## Directions
Make an exact copy of each entry, leaving out every picture.

(Rows from a dataset)
####

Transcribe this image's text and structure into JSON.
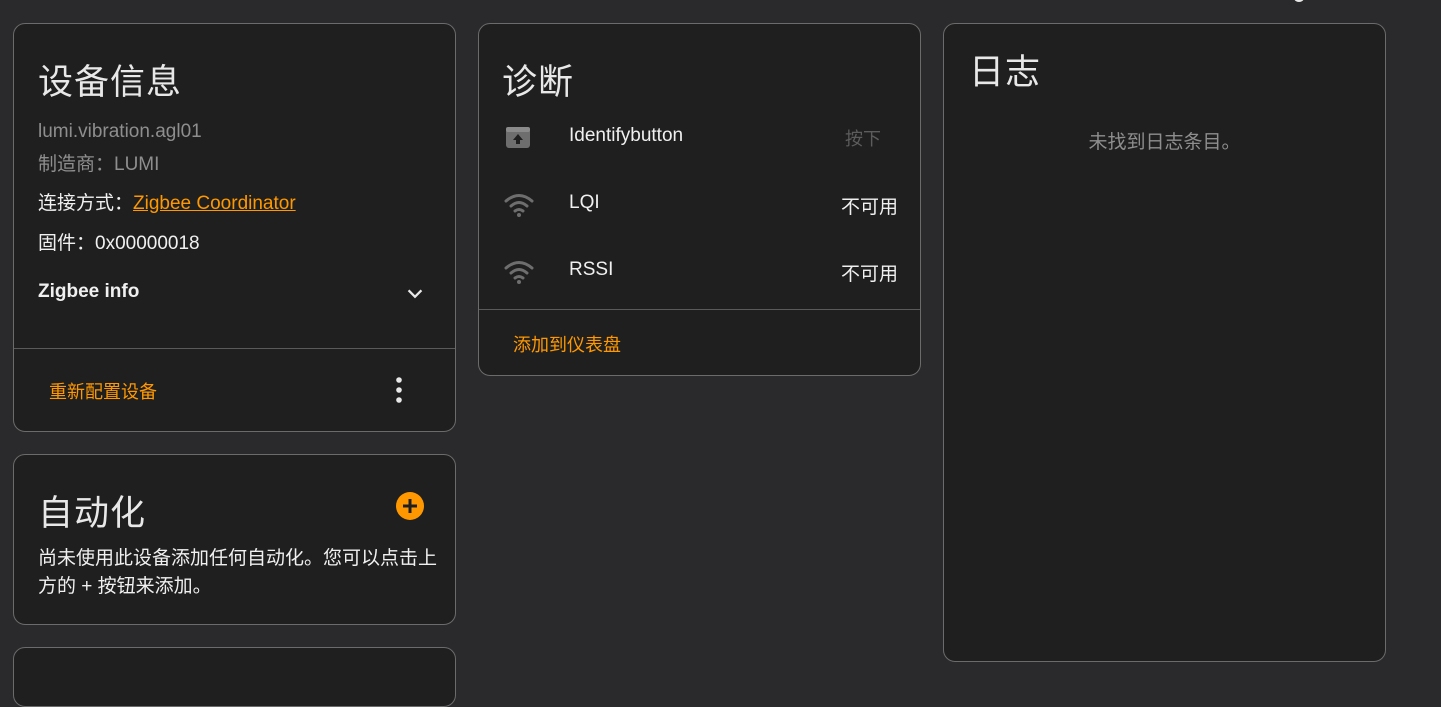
{
  "device_info": {
    "title": "设备信息",
    "model": "lumi.vibration.agl01",
    "manufacturer": "制造商：LUMI",
    "connection_label": "连接方式：",
    "connection_link": "Zigbee Coordinator",
    "firmware": "固件：0x00000018",
    "zigbee_info": "Zigbee info",
    "reconfigure_button": "重新配置设备"
  },
  "automation": {
    "title": "自动化",
    "description": "尚未使用此设备添加任何自动化。您可以点击上方的 + 按钮来添加。"
  },
  "diagnostics": {
    "title": "诊断",
    "rows": [
      {
        "icon": "identify-button-icon",
        "label": "Identifybutton",
        "value": "按下"
      },
      {
        "icon": "wifi-signal-icon",
        "label": "LQI",
        "value": "不可用"
      },
      {
        "icon": "wifi-signal-icon",
        "label": "RSSI",
        "value": "不可用"
      }
    ],
    "add_to_dashboard": "添加到仪表盘"
  },
  "logbook": {
    "title": "日志",
    "empty_message": "未找到日志条目。"
  },
  "colors": {
    "accent": "#ff9800",
    "card_bg": "#1f1f1f",
    "page_bg": "#2a2a2c"
  }
}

####

## Exercise solution
Transcribe this image's text and structure into JSON.
{
  "device_info": {
    "title": "设备信息",
    "model": "lumi.vibration.agl01",
    "manufacturer": "制造商：LUMI",
    "connection_label": "连接方式：",
    "connection_link": "Zigbee Coordinator",
    "firmware": "固件：0x00000018",
    "zigbee_info": "Zigbee info",
    "reconfigure_button": "重新配置设备"
  },
  "automation": {
    "title": "自动化",
    "description": "尚未使用此设备添加任何自动化。您可以点击上方的 + 按钮来添加。"
  },
  "diagnostics": {
    "title": "诊断",
    "rows": [
      {
        "icon": "identify-button-icon",
        "label": "Identifybutton",
        "value": "按下"
      },
      {
        "icon": "wifi-signal-icon",
        "label": "LQI",
        "value": "不可用"
      },
      {
        "icon": "wifi-signal-icon",
        "label": "RSSI",
        "value": "不可用"
      }
    ],
    "add_to_dashboard": "添加到仪表盘"
  },
  "logbook": {
    "title": "日志",
    "empty_message": "未找到日志条目。"
  },
  "colors": {
    "accent": "#ff9800",
    "card_bg": "#1f1f1f",
    "page_bg": "#2a2a2c"
  }
}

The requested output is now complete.